● **What is expected**:
Lay out every line of the data below as a numbered list, dropping any blank lines. Leave the pictures out of your answer.

● **Extracted records**:
□ □ □ □ □
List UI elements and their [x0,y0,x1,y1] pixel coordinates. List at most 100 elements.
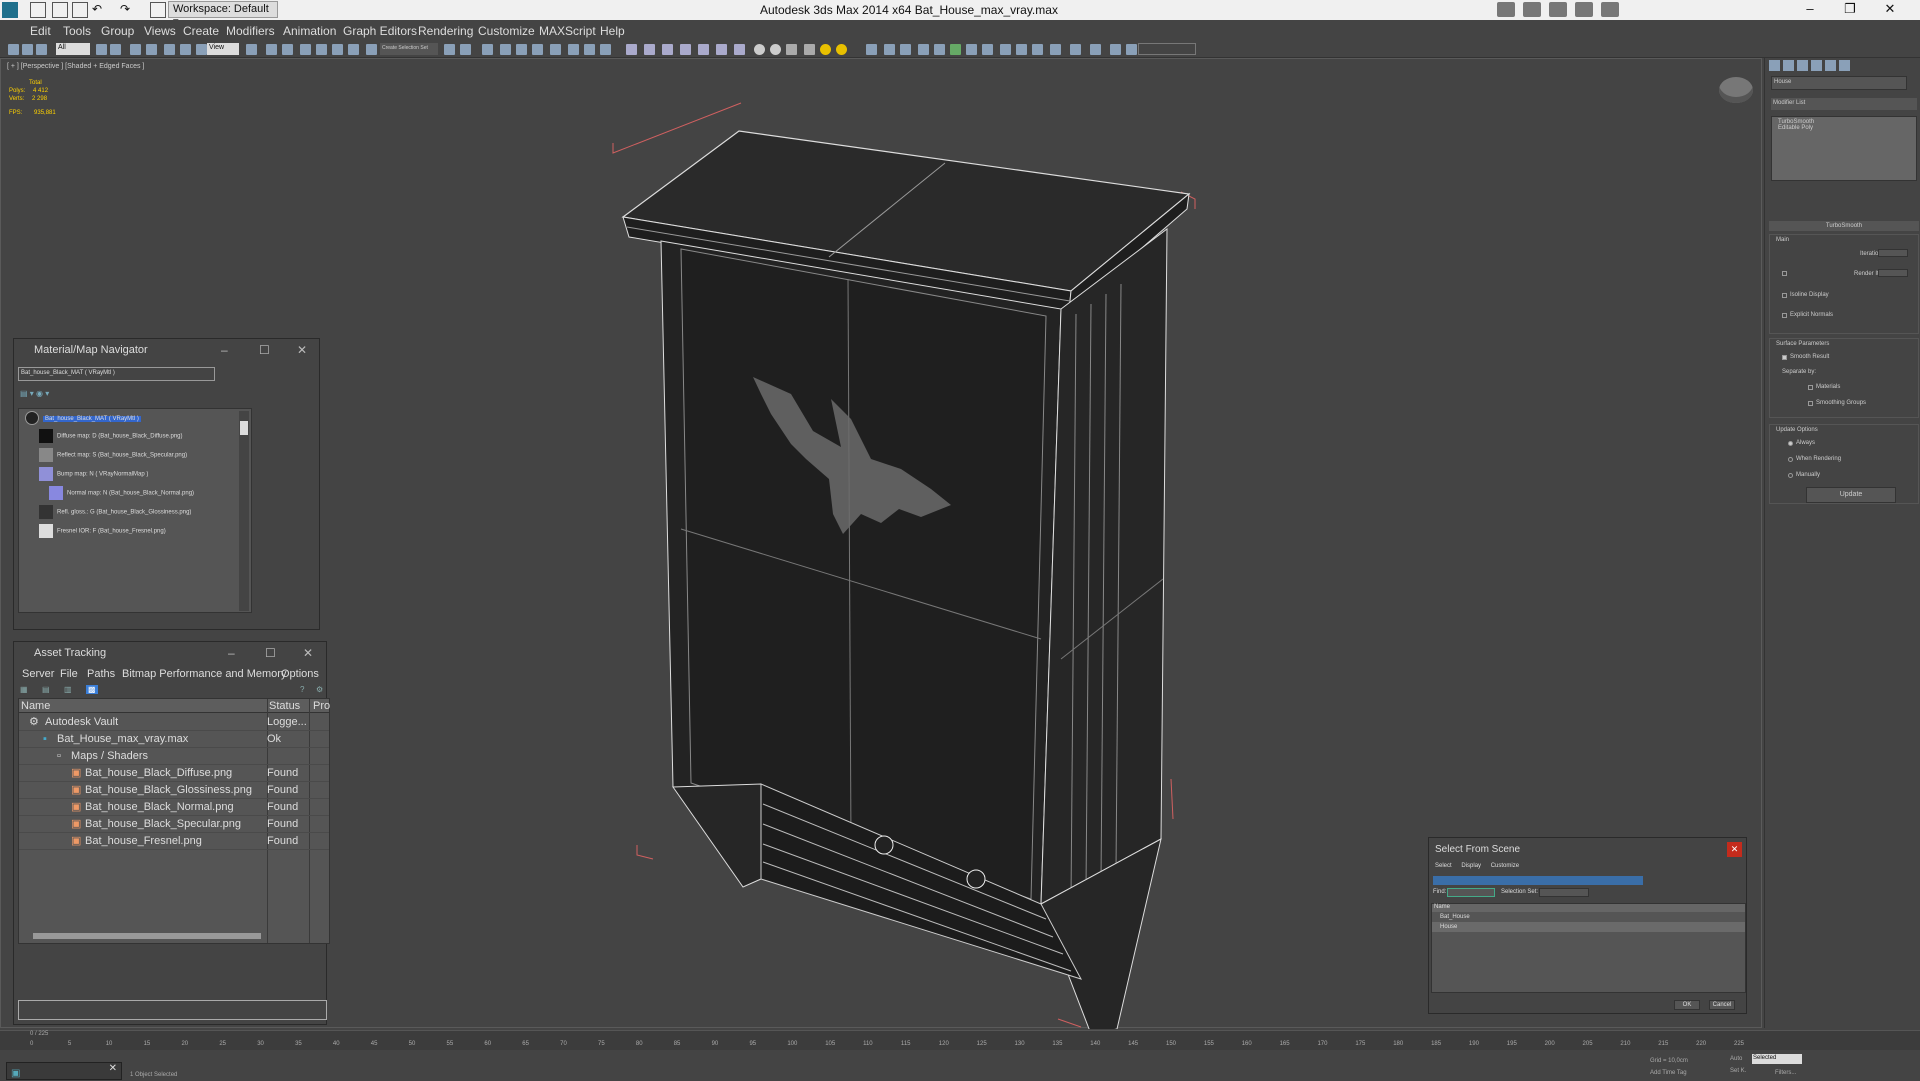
maxscript-listener-button[interactable]: ▣ ✕ [6,1062,122,1080]
select-manipulate-icon[interactable] [266,44,277,55]
utilities-tab-icon[interactable] [1839,60,1850,71]
mm-bump-row[interactable]: Bump map: N ( VRayNormalMap ) [39,467,148,481]
at-list-view-icon[interactable]: ▦ [20,685,28,694]
edit-named-selection-icon[interactable] [366,44,377,55]
sphere-light-icon[interactable] [770,44,781,55]
paint-icon[interactable] [982,44,993,55]
render-icon-a[interactable] [1032,44,1043,55]
render-icon-e[interactable] [1110,44,1121,55]
set-key-button[interactable]: Set K. [1730,1068,1746,1074]
close-icon[interactable]: ✕ [1870,1,1910,17]
menu-create[interactable]: Create [183,24,219,38]
mm-view-icons[interactable]: ▤ ▾ ◉ ▾ [20,389,49,398]
key-filter-dropdown[interactable]: Selected [1752,1054,1802,1064]
material-editor-icon[interactable] [550,44,561,55]
sfs-cancel-button[interactable]: Cancel [1709,1000,1735,1010]
render-iters-spinner[interactable] [1878,269,1908,277]
layer-manager-icon[interactable] [482,44,493,55]
at-maximize-icon[interactable]: ☐ [265,642,276,664]
table-row[interactable]: ▣ Bat_house_Black_Specular.png Found [19,816,329,833]
menu-customize[interactable]: Customize [478,24,535,38]
cloth-tool-icon[interactable] [866,44,877,55]
menu-modifiers[interactable]: Modifiers [226,24,275,38]
display-tab-icon[interactable] [1825,60,1836,71]
sfs-menu-customize[interactable]: Customize [1491,863,1519,869]
at-close-icon[interactable]: ✕ [303,642,313,664]
sfs-menu-display[interactable]: Display [1461,863,1481,869]
mm-minimize-icon[interactable]: – [221,339,228,361]
table-row[interactable]: ▪ Bat_House_max_vray.max Ok [19,731,329,748]
at-horizontal-scrollbar[interactable] [33,933,261,939]
graphite-toolbar-icon[interactable] [500,44,511,55]
object-name-field[interactable]: House [1771,76,1907,90]
update-button[interactable]: Update [1806,487,1896,503]
at-titlebar[interactable]: Asset Tracking – ☐ ✕ [14,642,326,664]
modifier-list-dropdown[interactable]: Modifier List [1771,98,1917,110]
at-col-name[interactable]: Name [21,700,50,712]
cone-icon[interactable] [804,44,815,55]
menu-graph-editors[interactable]: Graph Editors [343,24,417,38]
at-menu-options[interactable]: Options [281,668,319,680]
explicit-normals-checkbox[interactable] [1782,313,1787,318]
time-slider[interactable]: 0 / 225 0 5 10 15 20 25 30 35 40 45 50 55 60 65 70 75 80… [0,1030,1920,1050]
menu-tools[interactable]: Tools [63,24,91,38]
table-row[interactable]: ▣ Bat_house_Black_Glossiness.png Found [19,782,329,799]
vray-toolbar-icon-4[interactable] [680,44,691,55]
skin-icon[interactable] [1016,44,1027,55]
minimize-icon[interactable]: – [1790,1,1830,16]
motion-tab-icon[interactable] [1811,60,1822,71]
table-row[interactable]: ▣ Bat_house_Fresnel.png Found [19,833,329,850]
vray-toolbar-icon-3[interactable] [662,44,673,55]
vray-toolbar-icon-1[interactable] [626,44,637,55]
vray-toolbar-icon-5[interactable] [698,44,709,55]
angle-snap-icon[interactable] [316,44,327,55]
smoothing-groups-checkbox[interactable] [1808,401,1813,406]
render-icon-c[interactable] [1070,44,1081,55]
modify-tab-icon[interactable] [1783,60,1794,71]
particle-icon[interactable] [900,44,911,55]
vray-toolbar-icon-7[interactable] [734,44,745,55]
table-row[interactable]: ▫ Maps / Shaders [19,748,329,765]
mm-close-icon[interactable]: ✕ [297,339,307,361]
at-col-status[interactable]: Status [269,700,300,712]
table-row[interactable]: ▣ Bat_house_Black_Normal.png Found [19,799,329,816]
at-settings-icon[interactable]: ⚙ [316,685,323,694]
rotate-icon[interactable] [180,44,191,55]
when-rendering-radio[interactable] [1788,457,1793,462]
mm-root-row[interactable]: Bat_house_Black_MAT ( VRayMtl ) [25,411,141,425]
at-minimize-icon[interactable]: – [228,642,235,664]
menu-rendering[interactable]: Rendering [418,24,473,38]
tree-icon[interactable] [950,44,961,55]
search-icon[interactable] [1497,2,1515,17]
unlink-icon[interactable] [22,44,33,55]
sun-light-icon[interactable] [820,44,831,55]
close-icon[interactable]: ✕ [109,1063,117,1074]
render-iters-checkbox[interactable] [1782,271,1787,276]
selection-filter-dropdown[interactable]: All [56,43,90,55]
select-region-icon[interactable] [130,44,141,55]
stack-item-editable-poly[interactable]: Editable Poly [1778,125,1910,131]
at-help-icon[interactable]: ? [300,685,304,694]
align-icon[interactable] [460,44,471,55]
at-col-pro[interactable]: Pro [313,700,330,712]
table-row[interactable]: ▣ Bat_house_Black_Diffuse.png Found [19,765,329,782]
manually-radio[interactable] [1788,473,1793,478]
uvw-icon[interactable] [1000,44,1011,55]
isoline-checkbox[interactable] [1782,293,1787,298]
sky-light-icon[interactable] [836,44,847,55]
hierarchy-tab-icon[interactable] [1797,60,1808,71]
key-filters-button[interactable]: Filters... [1775,1070,1796,1076]
at-menu-file[interactable]: File [60,668,78,680]
iterations-spinner[interactable] [1878,249,1908,257]
render-icon-d[interactable] [1090,44,1101,55]
menu-edit[interactable]: Edit [30,24,51,38]
render-production-icon[interactable] [600,44,611,55]
window-crossing-icon[interactable] [146,44,157,55]
mm-titlebar[interactable]: Material/Map Navigator – ☐ ✕ [14,339,319,361]
mm-normal-row[interactable]: Normal map: N (Bat_house_Black_Normal.pn… [49,486,194,500]
ref-coord-dropdown[interactable]: View [207,43,239,55]
project-folder-icon[interactable] [150,2,166,18]
auto-key-button[interactable]: Auto [1730,1056,1742,1062]
pivot-center-icon[interactable] [246,44,257,55]
binoculars-icon[interactable] [1523,2,1541,17]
□ □ □ □ □
● **Worked solution**:
1. List UI elements and their [x0,y0,x1,y1] pixel coordinates. List at most 100 elements.
2. maxscript-listener-button[interactable]: ▣ ✕ [6,1062,122,1080]
3. select-manipulate-icon[interactable] [266,44,277,55]
4. utilities-tab-icon[interactable] [1839,60,1850,71]
5. mm-bump-row[interactable]: Bump map: N ( VRayNormalMap ) [39,467,148,481]
6. at-list-view-icon[interactable]: ▦ [20,685,28,694]
7. edit-named-selection-icon[interactable] [366,44,377,55]
8. sphere-light-icon[interactable] [770,44,781,55]
9. paint-icon[interactable] [982,44,993,55]
10. render-icon-a[interactable] [1032,44,1043,55]
11. render-icon-e[interactable] [1110,44,1121,55]
12. set-key-button[interactable]: Set K. [1730,1068,1746,1074]
13. close-icon[interactable]: ✕ [1870,1,1910,17]
14. menu-create[interactable]: Create [183,24,219,38]
15. mm-view-icons[interactable]: ▤ ▾ ◉ ▾ [20,389,49,398]
16. key-filter-dropdown[interactable]: Selected [1752,1054,1802,1064]
17. material-editor-icon[interactable] [550,44,561,55]
18. sfs-cancel-button[interactable]: Cancel [1709,1000,1735,1010]
19. render-iters-spinner[interactable] [1878,269,1908,277]
20. layer-manager-icon[interactable] [482,44,493,55]
21. at-maximize-icon[interactable]: ☐ [265,642,276,664]
22. table-row[interactable]: ▣ Bat_house_Black_Specular.png Found [19,816,329,833]
23. menu-customize[interactable]: Customize [478,24,535,38]
24. cloth-tool-icon[interactable] [866,44,877,55]
25. menu-modifiers[interactable]: Modifiers [226,24,275,38]
26. display-tab-icon[interactable] [1825,60,1836,71]
27. sfs-menu-customize[interactable]: Customize [1491,863,1519,869]
28. at-close-icon[interactable]: ✕ [303,642,313,664]
29. sfs-menu-display[interactable]: Display [1461,863,1481,869]
30. mm-minimize-icon[interactable]: – [221,339,228,361]
31. table-row[interactable]: ▪ Bat_House_max_vray.max Ok [19,731,329,748]
32. at-horizontal-scrollbar[interactable] [33,933,261,939]
33. graphite-toolbar-icon[interactable] [500,44,511,55]
34. object-name-field[interactable]: House [1771,76,1907,90]
35. update-button[interactable]: Update [1806,487,1896,503]
36. at-titlebar[interactable]: Asset Tracking – ☐ ✕ [14,642,326,664]
37. modifier-list-dropdown[interactable]: Modifier List [1771,98,1917,110]
38. at-col-name[interactable]: Name [21,700,50,712]
39. cone-icon[interactable] [804,44,815,55]
40. menu-graph-editors[interactable]: Graph Editors [343,24,417,38]
41. at-menu-options[interactable]: Options [281,668,319,680]
42. explicit-normals-checkbox[interactable] [1782,313,1787,318]
43. time-slider[interactable]: 0 / 225 0 5 10 15 20 25 30 35 40 45 50 55 60 65 70 75 80… [0,1030,1920,1050]
44. menu-tools[interactable]: Tools [63,24,91,38]
45. table-row[interactable]: ▣ Bat_house_Black_Glossiness.png Found [19,782,329,799]
46. vray-toolbar-icon-4[interactable] [680,44,691,55]
47. skin-icon[interactable] [1016,44,1027,55]
48. minimize-icon[interactable]: – [1790,1,1830,16]
49. motion-tab-icon[interactable] [1811,60,1822,71]
50. table-row[interactable]: ▣ Bat_house_Fresnel.png Found [19,833,329,850]
51. vray-toolbar-icon-3[interactable] [662,44,673,55]
52. vray-toolbar-icon-1[interactable] [626,44,637,55]
53. vray-toolbar-icon-5[interactable] [698,44,709,55]
54. angle-snap-icon[interactable] [316,44,327,55]
55. smoothing-groups-checkbox[interactable] [1808,401,1813,406]
56. render-icon-c[interactable] [1070,44,1081,55]
57. modify-tab-icon[interactable] [1783,60,1794,71]
58. particle-icon[interactable] [900,44,911,55]
59. vray-toolbar-icon-7[interactable] [734,44,745,55]
60. table-row[interactable]: ▫ Maps / Shaders [19,748,329,765]
61. mm-close-icon[interactable]: ✕ [297,339,307,361]
62. at-col-status[interactable]: Status [269,700,300,712]
63. table-row[interactable]: ▣ Bat_house_Black_Normal.png Found [19,799,329,816]
64. at-settings-icon[interactable]: ⚙ [316,685,323,694]
65. rotate-icon[interactable] [180,44,191,55]
66. when-rendering-radio[interactable] [1788,457,1793,462]
67. mm-root-row[interactable]: Bat_house_Black_MAT ( VRayMtl ) [25,411,141,425]
68. at-minimize-icon[interactable]: – [228,642,235,664]
69. menu-rendering[interactable]: Rendering [418,24,473,38]
70. tree-icon[interactable] [950,44,961,55]
71. search-icon[interactable] [1497,2,1515,17]
72. unlink-icon[interactable] [22,44,33,55]
73. sun-light-icon[interactable] [820,44,831,55]
74. close-icon[interactable]: ✕ [109,1063,117,1074]
75. render-iters-checkbox[interactable] [1782,271,1787,276]
76. selection-filter-dropdown[interactable]: All [56,43,90,55]
77. select-region-icon[interactable] [130,44,141,55]
78. stack-item-editable-poly[interactable]: Editable Poly [1778,125,1910,131]
79. at-help-icon[interactable]: ? [300,685,304,694]
80. align-icon[interactable] [460,44,471,55]
81. at-col-pro[interactable]: Pro [313,700,330,712]
82. table-row[interactable]: ▣ Bat_house_Black_Diffuse.png Found [19,765,329,782]
83. manually-radio[interactable] [1788,473,1793,478]
84. uvw-icon[interactable] [1000,44,1011,55]
85. isoline-checkbox[interactable] [1782,293,1787,298]
86. sky-light-icon[interactable] [836,44,847,55]
87. hierarchy-tab-icon[interactable] [1797,60,1808,71]
88. key-filters-button[interactable]: Filters... [1775,1070,1796,1076]
89. at-menu-file[interactable]: File [60,668,78,680]
90. iterations-spinner[interactable] [1878,249,1908,257]
91. render-icon-d[interactable] [1090,44,1101,55]
92. menu-edit[interactable]: Edit [30,24,51,38]
93. render-production-icon[interactable] [600,44,611,55]
94. window-crossing-icon[interactable] [146,44,157,55]
95. mm-titlebar[interactable]: Material/Map Navigator – ☐ ✕ [14,339,319,361]
96. mm-normal-row[interactable]: Normal map: N (Bat_house_Black_Normal.pn… [49,486,194,500]
97. ref-coord-dropdown[interactable]: View [207,43,239,55]
98. project-folder-icon[interactable] [150,2,166,18]
99. auto-key-button[interactable]: Auto [1730,1056,1742,1062]
100. pivot-center-icon[interactable] [246,44,257,55]
101. binoculars-icon[interactable] [1523,2,1541,17]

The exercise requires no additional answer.